Recorded data:

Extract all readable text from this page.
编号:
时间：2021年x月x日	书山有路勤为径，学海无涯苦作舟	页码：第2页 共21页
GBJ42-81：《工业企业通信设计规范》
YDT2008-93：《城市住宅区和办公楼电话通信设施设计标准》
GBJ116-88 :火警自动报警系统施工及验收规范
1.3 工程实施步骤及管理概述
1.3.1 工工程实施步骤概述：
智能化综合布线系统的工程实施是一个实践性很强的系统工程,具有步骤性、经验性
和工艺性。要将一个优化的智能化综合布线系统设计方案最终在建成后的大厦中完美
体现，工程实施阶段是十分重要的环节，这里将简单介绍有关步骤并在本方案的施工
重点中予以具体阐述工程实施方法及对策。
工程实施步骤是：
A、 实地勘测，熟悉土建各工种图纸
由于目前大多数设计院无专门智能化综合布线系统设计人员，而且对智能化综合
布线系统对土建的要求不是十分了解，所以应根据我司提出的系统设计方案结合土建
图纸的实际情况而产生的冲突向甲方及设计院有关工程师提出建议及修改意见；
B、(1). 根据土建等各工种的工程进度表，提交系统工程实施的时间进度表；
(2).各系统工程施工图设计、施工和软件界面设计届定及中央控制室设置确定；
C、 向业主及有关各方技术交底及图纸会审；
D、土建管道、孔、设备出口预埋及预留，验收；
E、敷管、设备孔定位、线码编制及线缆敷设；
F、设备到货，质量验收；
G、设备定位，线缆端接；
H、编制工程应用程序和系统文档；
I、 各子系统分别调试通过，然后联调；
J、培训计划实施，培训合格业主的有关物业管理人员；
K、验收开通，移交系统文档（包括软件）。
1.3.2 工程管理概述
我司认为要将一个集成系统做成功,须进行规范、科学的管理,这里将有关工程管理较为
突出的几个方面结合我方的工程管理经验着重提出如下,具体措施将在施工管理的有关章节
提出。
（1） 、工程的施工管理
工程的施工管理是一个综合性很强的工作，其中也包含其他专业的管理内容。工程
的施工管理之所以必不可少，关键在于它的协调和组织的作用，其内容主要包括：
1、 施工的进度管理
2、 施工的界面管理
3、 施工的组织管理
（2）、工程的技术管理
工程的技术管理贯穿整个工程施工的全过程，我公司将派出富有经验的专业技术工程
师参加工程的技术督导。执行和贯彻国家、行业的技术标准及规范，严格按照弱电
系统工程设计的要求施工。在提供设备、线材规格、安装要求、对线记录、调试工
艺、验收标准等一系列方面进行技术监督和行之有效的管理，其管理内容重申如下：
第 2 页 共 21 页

◆ **SET TASK**: Transcribe the material above word for word.

◆ **ANSWER TO THIS TASK**:
Extract all readable text from this page.
编号:
时间：2021年x月x日	书山有路勤为径，学海无涯苦作舟	页码：第2页 共21页
GBJ42-81：《工业企业通信设计规范》
YDT2008-93：《城市住宅区和办公楼电话通信设施设计标准》
GBJ116-88 :火警自动报警系统施工及验收规范
1.3 工程实施步骤及管理概述
1.3.1 工工程实施步骤概述：
智能化综合布线系统的工程实施是一个实践性很强的系统工程,具有步骤性、经验性
和工艺性。要将一个优化的智能化综合布线系统设计方案最终在建成后的大厦中完美
体现，工程实施阶段是十分重要的环节，这里将简单介绍有关步骤并在本方案的施工
重点中予以具体阐述工程实施方法及对策。
工程实施步骤是：
A、 实地勘测，熟悉土建各工种图纸
由于目前大多数设计院无专门智能化综合布线系统设计人员，而且对智能化综合
布线系统对土建的要求不是十分了解，所以应根据我司提出的系统设计方案结合土建
图纸的实际情况而产生的冲突向甲方及设计院有关工程师提出建议及修改意见；
B、(1). 根据土建等各工种的工程进度表，提交系统工程实施的时间进度表；
(2).各系统工程施工图设计、施工和软件界面设计届定及中央控制室设置确定；
C、 向业主及有关各方技术交底及图纸会审；
D、土建管道、孔、设备出口预埋及预留，验收；
E、敷管、设备孔定位、线码编制及线缆敷设；
F、设备到货，质量验收；
G、设备定位，线缆端接；
H、编制工程应用程序和系统文档；
I、 各子系统分别调试通过，然后联调；
J、培训计划实施，培训合格业主的有关物业管理人员；
K、验收开通，移交系统文档（包括软件）。
1.3.2 工程管理概述
我司认为要将一个集成系统做成功,须进行规范、科学的管理,这里将有关工程管理较为
突出的几个方面结合我方的工程管理经验着重提出如下,具体措施将在施工管理的有关章节
提出。
（1） 、工程的施工管理
工程的施工管理是一个综合性很强的工作，其中也包含其他专业的管理内容。工程
的施工管理之所以必不可少，关键在于它的协调和组织的作用，其内容主要包括：
1、 施工的进度管理
2、 施工的界面管理
3、 施工的组织管理
（2）、工程的技术管理
工程的技术管理贯穿整个工程施工的全过程，我公司将派出富有经验的专业技术工程
师参加工程的技术督导。执行和贯彻国家、行业的技术标准及规范，严格按照弱电
系统工程设计的要求施工。在提供设备、线材规格、安装要求、对线记录、调试工
艺、验收标准等一系列方面进行技术监督和行之有效的管理，其管理内容重申如下：
第 2 页 共 21 页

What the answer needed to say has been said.